--- Given exercise ---
Make an exact copy of all the records.

--- Exercise material ---
◇ ◇ ◇ ◇ ◇

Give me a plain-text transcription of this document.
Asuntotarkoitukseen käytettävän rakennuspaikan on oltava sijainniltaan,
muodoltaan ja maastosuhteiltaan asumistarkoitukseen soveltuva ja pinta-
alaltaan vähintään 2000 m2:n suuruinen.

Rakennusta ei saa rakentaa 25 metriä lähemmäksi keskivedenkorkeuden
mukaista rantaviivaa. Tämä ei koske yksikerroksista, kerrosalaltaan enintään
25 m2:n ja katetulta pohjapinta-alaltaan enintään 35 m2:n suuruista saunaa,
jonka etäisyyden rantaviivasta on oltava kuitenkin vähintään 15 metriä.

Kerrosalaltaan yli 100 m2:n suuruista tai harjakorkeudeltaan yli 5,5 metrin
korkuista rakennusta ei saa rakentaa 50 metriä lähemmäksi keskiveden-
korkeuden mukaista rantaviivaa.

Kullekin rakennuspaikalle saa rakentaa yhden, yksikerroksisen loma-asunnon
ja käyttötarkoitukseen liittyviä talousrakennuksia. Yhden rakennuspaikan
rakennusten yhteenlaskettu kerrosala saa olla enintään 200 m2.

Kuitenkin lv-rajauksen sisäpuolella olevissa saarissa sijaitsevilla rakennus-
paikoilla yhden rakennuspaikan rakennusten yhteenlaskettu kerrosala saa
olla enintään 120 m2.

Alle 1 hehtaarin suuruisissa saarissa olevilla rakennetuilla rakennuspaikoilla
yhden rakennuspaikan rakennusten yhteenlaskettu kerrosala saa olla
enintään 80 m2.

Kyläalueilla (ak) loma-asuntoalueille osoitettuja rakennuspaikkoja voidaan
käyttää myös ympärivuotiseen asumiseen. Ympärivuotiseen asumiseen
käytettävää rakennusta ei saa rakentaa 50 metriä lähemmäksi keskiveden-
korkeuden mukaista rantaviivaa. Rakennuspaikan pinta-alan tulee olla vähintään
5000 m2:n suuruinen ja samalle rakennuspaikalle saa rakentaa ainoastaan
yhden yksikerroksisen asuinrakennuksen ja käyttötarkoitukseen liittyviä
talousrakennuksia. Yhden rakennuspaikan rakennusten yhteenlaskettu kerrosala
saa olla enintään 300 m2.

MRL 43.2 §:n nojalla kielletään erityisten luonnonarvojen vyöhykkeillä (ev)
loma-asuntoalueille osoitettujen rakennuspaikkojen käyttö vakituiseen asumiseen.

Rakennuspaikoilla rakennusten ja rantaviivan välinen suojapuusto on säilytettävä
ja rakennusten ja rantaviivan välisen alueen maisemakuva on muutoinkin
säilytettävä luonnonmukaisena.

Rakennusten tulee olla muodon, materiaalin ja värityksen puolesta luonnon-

◇ ◇ ◇ ◇ ◇

--- Output of the exercise ---
Give me a plain-text transcription of this document.
Asuntotarkoitukseen käytettävän rakennuspaikan on oltava sijainniltaan,
muodoltaan ja maastosuhteiltaan asumistarkoitukseen soveltuva ja pinta-
alaltaan vähintään 2000 m2:n suuruinen.

Rakennusta ei saa rakentaa 25 metriä lähemmäksi keskivedenkorkeuden
mukaista rantaviivaa. Tämä ei koske yksikerroksista, kerrosalaltaan enintään
25 m2:n ja katetulta pohjapinta-alaltaan enintään 35 m2:n suuruista saunaa,
jonka etäisyyden rantaviivasta on oltava kuitenkin vähintään 15 metriä.

Kerrosalaltaan yli 100 m2:n suuruista tai harjakorkeudeltaan yli 5,5 metrin
korkuista rakennusta ei saa rakentaa 50 metriä lähemmäksi keskiveden-
korkeuden mukaista rantaviivaa.

Kullekin rakennuspaikalle saa rakentaa yhden, yksikerroksisen loma-asunnon
ja käyttötarkoitukseen liittyviä talousrakennuksia. Yhden rakennuspaikan
rakennusten yhteenlaskettu kerrosala saa olla enintään 200 m2.

Kuitenkin lv-rajauksen sisäpuolella olevissa saarissa sijaitsevilla rakennus-
paikoilla yhden rakennuspaikan rakennusten yhteenlaskettu kerrosala saa
olla enintään 120 m2.

Alle 1 hehtaarin suuruisissa saarissa olevilla rakennetuilla rakennuspaikoilla
yhden rakennuspaikan rakennusten yhteenlaskettu kerrosala saa olla
enintään 80 m2.

Kyläalueilla (ak) loma-asuntoalueille osoitettuja rakennuspaikkoja voidaan
käyttää myös ympärivuotiseen asumiseen. Ympärivuotiseen asumiseen
käytettävää rakennusta ei saa rakentaa 50 metriä lähemmäksi keskiveden-
korkeuden mukaista rantaviivaa. Rakennuspaikan pinta-alan tulee olla vähintään
5000 m2:n suuruinen ja samalle rakennuspaikalle saa rakentaa ainoastaan
yhden yksikerroksisen asuinrakennuksen ja käyttötarkoitukseen liittyviä
talousrakennuksia. Yhden rakennuspaikan rakennusten yhteenlaskettu kerrosala
saa olla enintään 300 m2.

MRL 43.2 §:n nojalla kielletään erityisten luonnonarvojen vyöhykkeillä (ev)
loma-asuntoalueille osoitettujen rakennuspaikkojen käyttö vakituiseen asumiseen.

Rakennuspaikoilla rakennusten ja rantaviivan välinen suojapuusto on säilytettävä
ja rakennusten ja rantaviivan välisen alueen maisemakuva on muutoinkin
säilytettävä luonnonmukaisena.

Rakennusten tulee olla muodon, materiaalin ja värityksen puolesta luonnon-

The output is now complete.